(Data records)
━━━━

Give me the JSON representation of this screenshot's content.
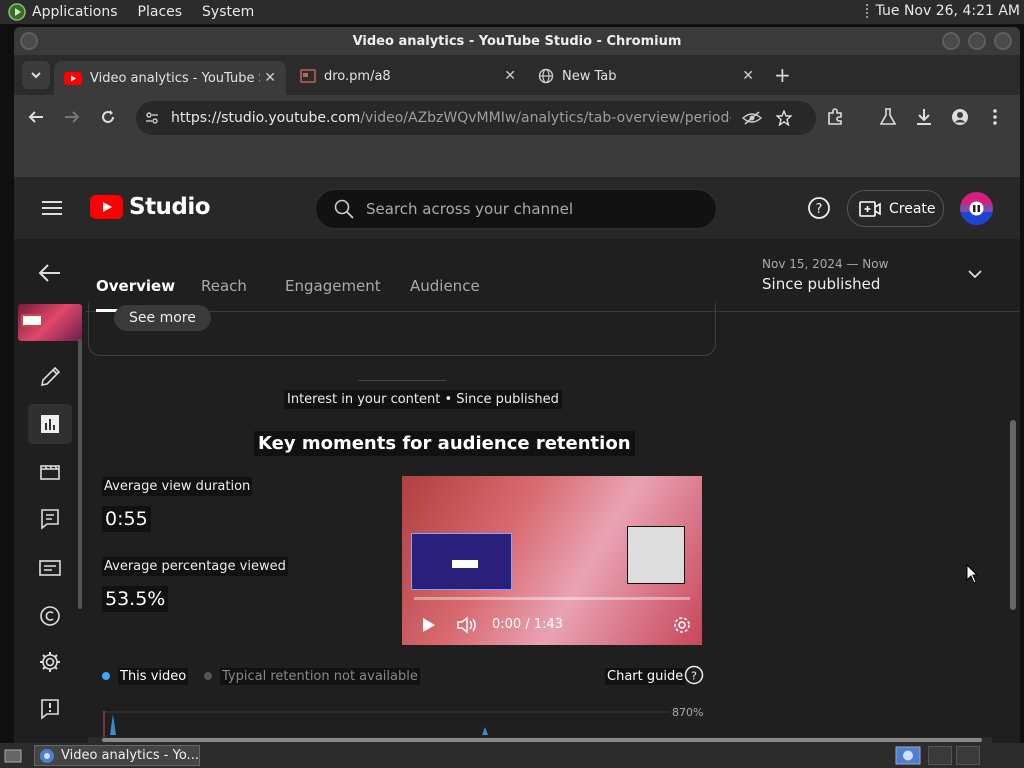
{
  "os": {
    "menu": [
      "Applications",
      "Places",
      "System"
    ],
    "clock": "Tue Nov 26,  4:21 AM"
  },
  "window": {
    "title": "Video analytics - YouTube Studio - Chromium"
  },
  "browser": {
    "tabs": [
      {
        "title": "Video analytics - YouTube Studio",
        "icon": "youtube-icon",
        "active": true
      },
      {
        "title": "dro.pm/a8",
        "icon": "page-icon",
        "active": false
      },
      {
        "title": "New Tab",
        "icon": "globe-icon",
        "active": false
      }
    ],
    "url_host": "https://studio.youtube.com",
    "url_path": "/video/AZbzWQvMMIw/analytics/tab-overview/period-default"
  },
  "studio": {
    "logo_text": "Studio",
    "search_placeholder": "Search across your channel",
    "create_label": "Create",
    "tabs": [
      "Overview",
      "Reach",
      "Engagement",
      "Audience"
    ],
    "period_range": "Nov 15, 2024 — Now",
    "period_label": "Since published",
    "see_more": "See more",
    "section_subtitle": "Interest in your content • Since published",
    "section_title": "Key moments for audience retention",
    "avg_view_duration_label": "Average view duration",
    "avg_view_duration": "0:55",
    "avg_pct_label": "Average percentage viewed",
    "avg_pct": "53.5%",
    "player_time": "0:00 / 1:43",
    "legend_this_video": "This video",
    "legend_typical": "Typical retention not available",
    "chart_guide": "Chart guide",
    "chart_max": "870%",
    "colors": {
      "this_video": "#3ea6ff",
      "typical": "#555555",
      "accent": "#ff0000"
    }
  },
  "taskbar": {
    "item": "Video analytics - Yo..."
  }
}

━━━━

**Your instructions**
Determine the number of lines in the entries above where the string "Average" appears. Answer with the number alone.

**Output below**
2